→ **DIRECTIVE**
Leave out the pictures and repeat everything else in the records exactly.

→ **THE INPUT**
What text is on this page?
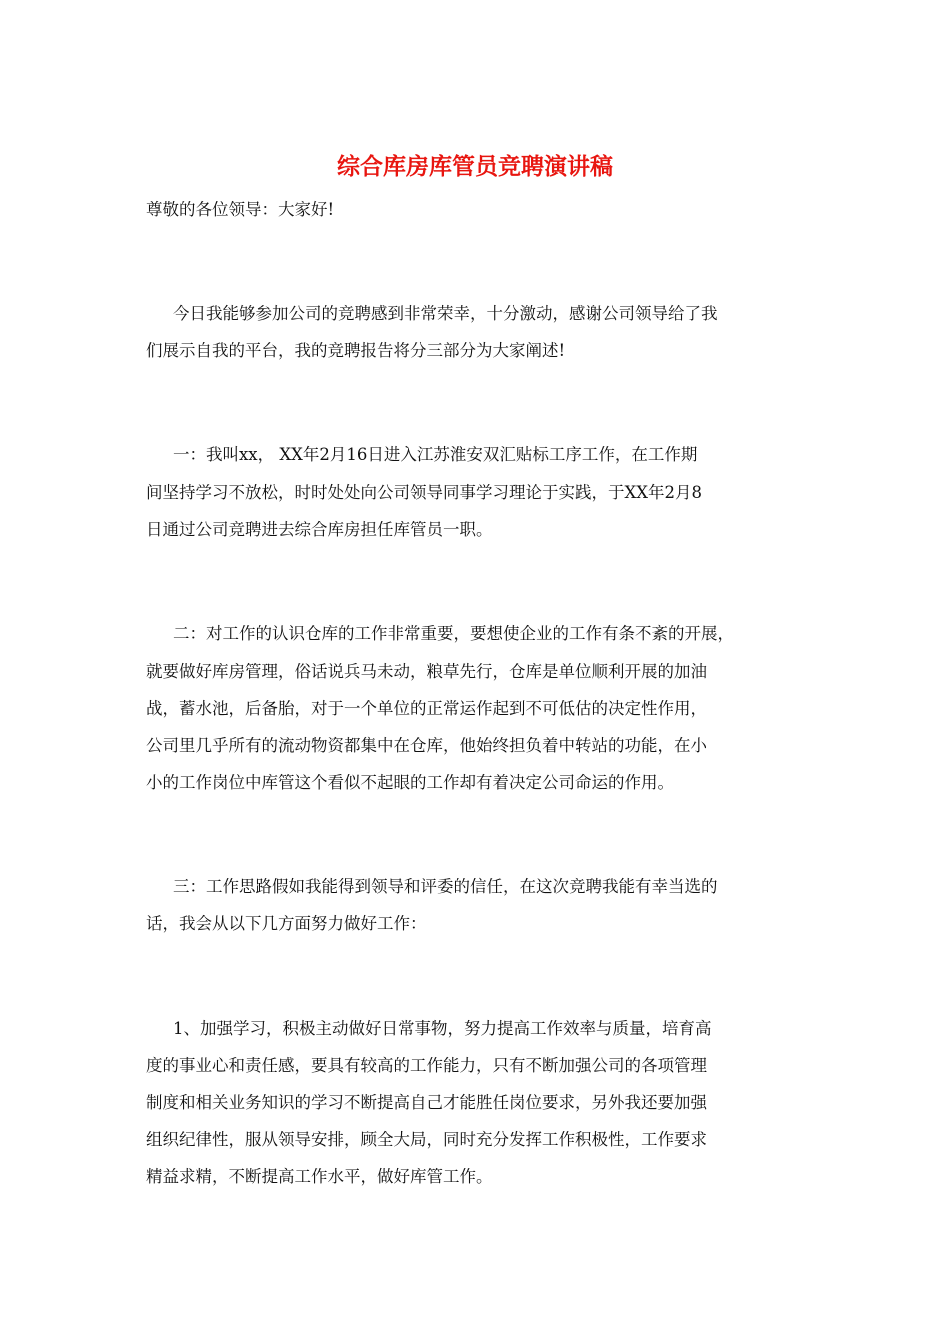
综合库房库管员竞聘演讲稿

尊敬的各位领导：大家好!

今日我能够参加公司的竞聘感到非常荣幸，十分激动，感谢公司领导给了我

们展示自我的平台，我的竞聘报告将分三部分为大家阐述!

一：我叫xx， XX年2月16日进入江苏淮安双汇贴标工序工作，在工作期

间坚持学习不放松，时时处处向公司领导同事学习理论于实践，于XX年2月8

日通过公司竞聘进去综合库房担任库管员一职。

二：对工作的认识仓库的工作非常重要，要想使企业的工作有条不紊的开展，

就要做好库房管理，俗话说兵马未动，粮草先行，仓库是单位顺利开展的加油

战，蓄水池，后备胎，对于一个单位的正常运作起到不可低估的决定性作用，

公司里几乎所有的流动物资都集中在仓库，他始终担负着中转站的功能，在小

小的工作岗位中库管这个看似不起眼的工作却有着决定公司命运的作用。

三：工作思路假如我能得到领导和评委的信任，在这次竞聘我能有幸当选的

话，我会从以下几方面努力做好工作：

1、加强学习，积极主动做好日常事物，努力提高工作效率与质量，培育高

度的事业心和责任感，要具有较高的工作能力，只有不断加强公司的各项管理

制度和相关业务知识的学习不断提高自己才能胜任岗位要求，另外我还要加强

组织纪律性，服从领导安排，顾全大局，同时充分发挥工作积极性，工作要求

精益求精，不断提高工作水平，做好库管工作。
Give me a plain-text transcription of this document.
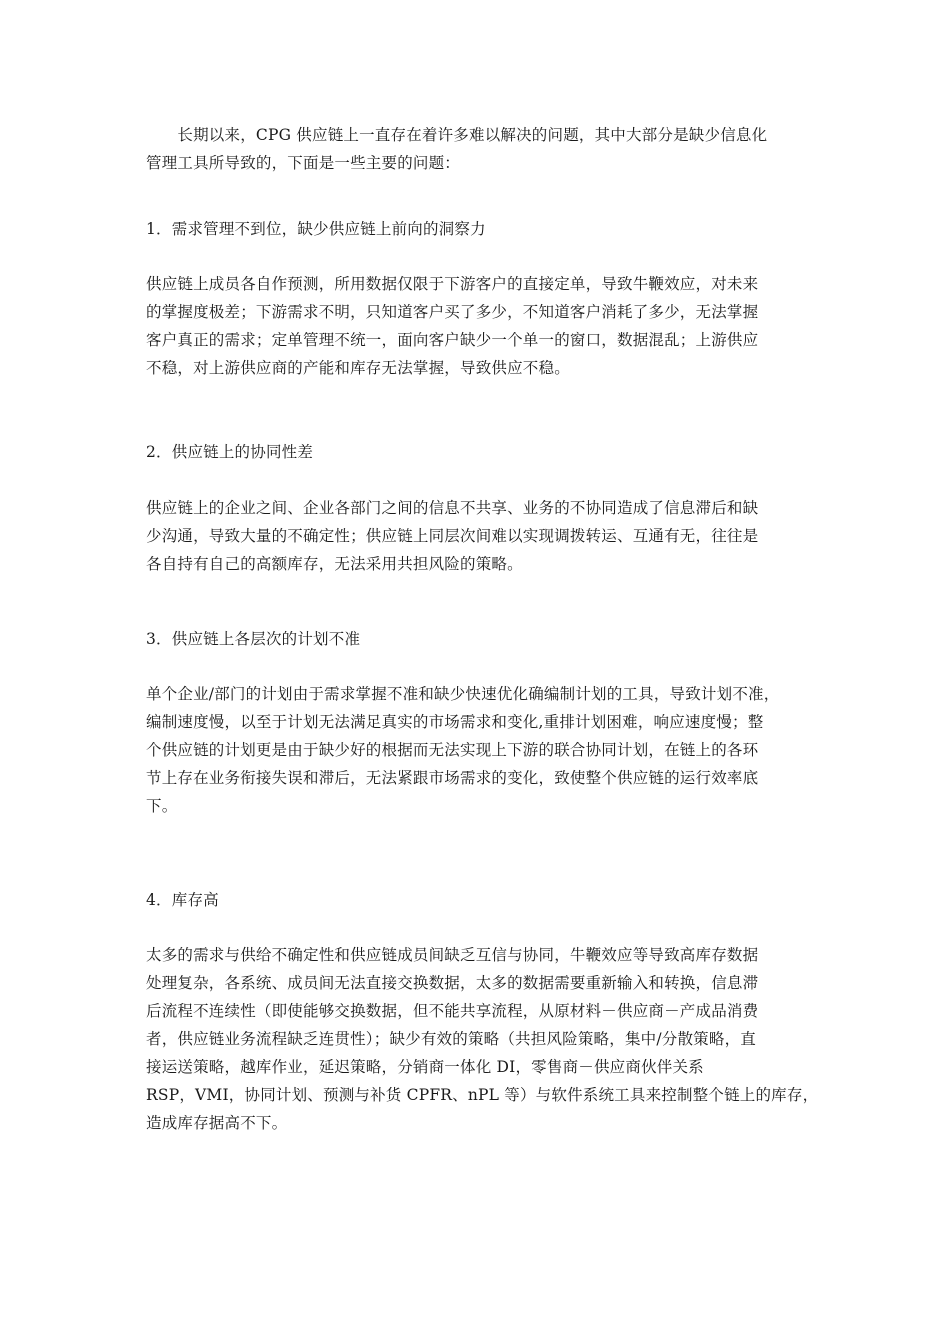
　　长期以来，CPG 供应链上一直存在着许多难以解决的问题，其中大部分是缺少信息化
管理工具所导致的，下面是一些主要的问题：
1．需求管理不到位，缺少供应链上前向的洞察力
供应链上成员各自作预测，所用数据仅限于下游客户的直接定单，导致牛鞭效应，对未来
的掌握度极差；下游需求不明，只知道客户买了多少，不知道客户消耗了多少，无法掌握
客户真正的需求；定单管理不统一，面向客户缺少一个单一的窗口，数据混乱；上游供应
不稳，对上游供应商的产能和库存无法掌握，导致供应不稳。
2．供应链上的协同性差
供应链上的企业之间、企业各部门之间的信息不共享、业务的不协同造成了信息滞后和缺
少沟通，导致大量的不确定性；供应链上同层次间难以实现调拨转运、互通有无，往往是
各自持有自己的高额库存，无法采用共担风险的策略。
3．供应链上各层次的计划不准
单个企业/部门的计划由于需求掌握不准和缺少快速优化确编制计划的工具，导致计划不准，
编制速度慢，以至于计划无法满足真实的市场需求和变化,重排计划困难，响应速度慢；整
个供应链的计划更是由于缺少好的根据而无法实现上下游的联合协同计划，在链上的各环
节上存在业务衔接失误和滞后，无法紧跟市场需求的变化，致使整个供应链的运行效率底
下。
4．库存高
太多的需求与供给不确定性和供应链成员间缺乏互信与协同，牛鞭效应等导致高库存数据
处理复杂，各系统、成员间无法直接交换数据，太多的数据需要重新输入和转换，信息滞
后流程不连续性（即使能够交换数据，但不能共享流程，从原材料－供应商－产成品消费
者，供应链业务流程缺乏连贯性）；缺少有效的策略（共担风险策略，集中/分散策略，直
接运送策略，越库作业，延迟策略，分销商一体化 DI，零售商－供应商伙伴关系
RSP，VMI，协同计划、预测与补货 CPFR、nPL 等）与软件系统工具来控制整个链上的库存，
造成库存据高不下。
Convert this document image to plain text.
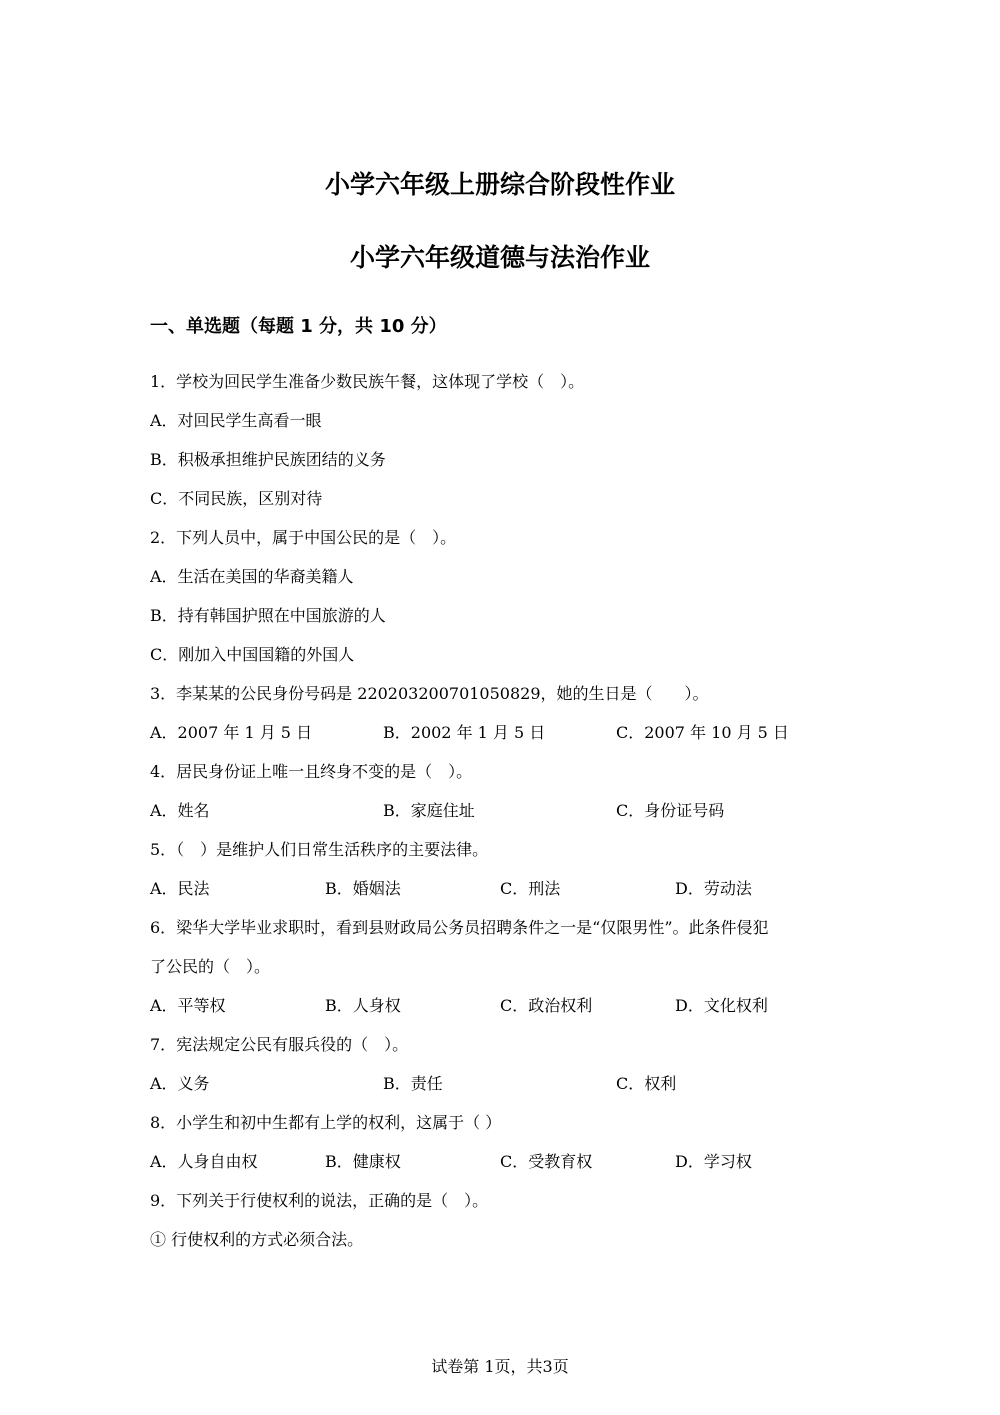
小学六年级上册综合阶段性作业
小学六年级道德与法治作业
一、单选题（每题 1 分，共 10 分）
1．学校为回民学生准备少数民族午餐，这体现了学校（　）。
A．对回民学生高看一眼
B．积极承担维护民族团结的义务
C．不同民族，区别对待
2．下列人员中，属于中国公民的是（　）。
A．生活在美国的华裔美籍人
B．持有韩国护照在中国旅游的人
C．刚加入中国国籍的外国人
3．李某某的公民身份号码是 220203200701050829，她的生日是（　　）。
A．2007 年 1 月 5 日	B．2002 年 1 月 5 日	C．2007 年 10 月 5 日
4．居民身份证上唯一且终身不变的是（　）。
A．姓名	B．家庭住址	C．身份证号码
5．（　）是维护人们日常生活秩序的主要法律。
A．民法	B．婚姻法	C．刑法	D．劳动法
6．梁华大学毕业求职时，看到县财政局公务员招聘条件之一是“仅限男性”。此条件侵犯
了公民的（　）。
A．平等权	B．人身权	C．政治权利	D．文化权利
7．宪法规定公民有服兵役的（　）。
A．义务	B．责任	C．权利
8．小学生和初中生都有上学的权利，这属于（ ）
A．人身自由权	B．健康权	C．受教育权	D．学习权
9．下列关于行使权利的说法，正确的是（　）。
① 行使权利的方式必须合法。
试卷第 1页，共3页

→ **EXERCISE ANSWER**
What text is on this page?
综合库房库管员竞聘演讲稿

尊敬的各位领导：大家好!

今日我能够参加公司的竞聘感到非常荣幸，十分激动，感谢公司领导给了我

们展示自我的平台，我的竞聘报告将分三部分为大家阐述!

一：我叫xx， XX年2月16日进入江苏淮安双汇贴标工序工作，在工作期

间坚持学习不放松，时时处处向公司领导同事学习理论于实践，于XX年2月8

日通过公司竞聘进去综合库房担任库管员一职。

二：对工作的认识仓库的工作非常重要，要想使企业的工作有条不紊的开展，

就要做好库房管理，俗话说兵马未动，粮草先行，仓库是单位顺利开展的加油

战，蓄水池，后备胎，对于一个单位的正常运作起到不可低估的决定性作用，

公司里几乎所有的流动物资都集中在仓库，他始终担负着中转站的功能，在小

小的工作岗位中库管这个看似不起眼的工作却有着决定公司命运的作用。

三：工作思路假如我能得到领导和评委的信任，在这次竞聘我能有幸当选的

话，我会从以下几方面努力做好工作：

1、加强学习，积极主动做好日常事物，努力提高工作效率与质量，培育高

度的事业心和责任感，要具有较高的工作能力，只有不断加强公司的各项管理

制度和相关业务知识的学习不断提高自己才能胜任岗位要求，另外我还要加强

组织纪律性，服从领导安排，顾全大局，同时充分发挥工作积极性，工作要求

精益求精，不断提高工作水平，做好库管工作。
Give me a plain-text transcription of this document.
　　长期以来，CPG 供应链上一直存在着许多难以解决的问题，其中大部分是缺少信息化
管理工具所导致的，下面是一些主要的问题：
1．需求管理不到位，缺少供应链上前向的洞察力
供应链上成员各自作预测，所用数据仅限于下游客户的直接定单，导致牛鞭效应，对未来
的掌握度极差；下游需求不明，只知道客户买了多少，不知道客户消耗了多少，无法掌握
客户真正的需求；定单管理不统一，面向客户缺少一个单一的窗口，数据混乱；上游供应
不稳，对上游供应商的产能和库存无法掌握，导致供应不稳。
2．供应链上的协同性差
供应链上的企业之间、企业各部门之间的信息不共享、业务的不协同造成了信息滞后和缺
少沟通，导致大量的不确定性；供应链上同层次间难以实现调拨转运、互通有无，往往是
各自持有自己的高额库存，无法采用共担风险的策略。
3．供应链上各层次的计划不准
单个企业/部门的计划由于需求掌握不准和缺少快速优化确编制计划的工具，导致计划不准，
编制速度慢，以至于计划无法满足真实的市场需求和变化,重排计划困难，响应速度慢；整
个供应链的计划更是由于缺少好的根据而无法实现上下游的联合协同计划，在链上的各环
节上存在业务衔接失误和滞后，无法紧跟市场需求的变化，致使整个供应链的运行效率底
下。
4．库存高
太多的需求与供给不确定性和供应链成员间缺乏互信与协同，牛鞭效应等导致高库存数据
处理复杂，各系统、成员间无法直接交换数据，太多的数据需要重新输入和转换，信息滞
后流程不连续性（即使能够交换数据，但不能共享流程，从原材料－供应商－产成品消费
者，供应链业务流程缺乏连贯性）；缺少有效的策略（共担风险策略，集中/分散策略，直
接运送策略，越库作业，延迟策略，分销商一体化 DI，零售商－供应商伙伴关系
RSP，VMI，协同计划、预测与补货 CPFR、nPL 等）与软件系统工具来控制整个链上的库存，
造成库存据高不下。
Convert this document image to plain text.
小学六年级上册综合阶段性作业
小学六年级道德与法治作业
一、单选题（每题 1 分，共 10 分）
1．学校为回民学生准备少数民族午餐，这体现了学校（　）。
A．对回民学生高看一眼
B．积极承担维护民族团结的义务
C．不同民族，区别对待
2．下列人员中，属于中国公民的是（　）。
A．生活在美国的华裔美籍人
B．持有韩国护照在中国旅游的人
C．刚加入中国国籍的外国人
3．李某某的公民身份号码是 220203200701050829，她的生日是（　　）。
A．2007 年 1 月 5 日	B．2002 年 1 月 5 日	C．2007 年 10 月 5 日
4．居民身份证上唯一且终身不变的是（　）。
A．姓名	B．家庭住址	C．身份证号码
5．（　）是维护人们日常生活秩序的主要法律。
A．民法	B．婚姻法	C．刑法	D．劳动法
6．梁华大学毕业求职时，看到县财政局公务员招聘条件之一是“仅限男性”。此条件侵犯
了公民的（　）。
A．平等权	B．人身权	C．政治权利	D．文化权利
7．宪法规定公民有服兵役的（　）。
A．义务	B．责任	C．权利
8．小学生和初中生都有上学的权利，这属于（ ）
A．人身自由权	B．健康权	C．受教育权	D．学习权
9．下列关于行使权利的说法，正确的是（　）。
① 行使权利的方式必须合法。
试卷第 1页，共3页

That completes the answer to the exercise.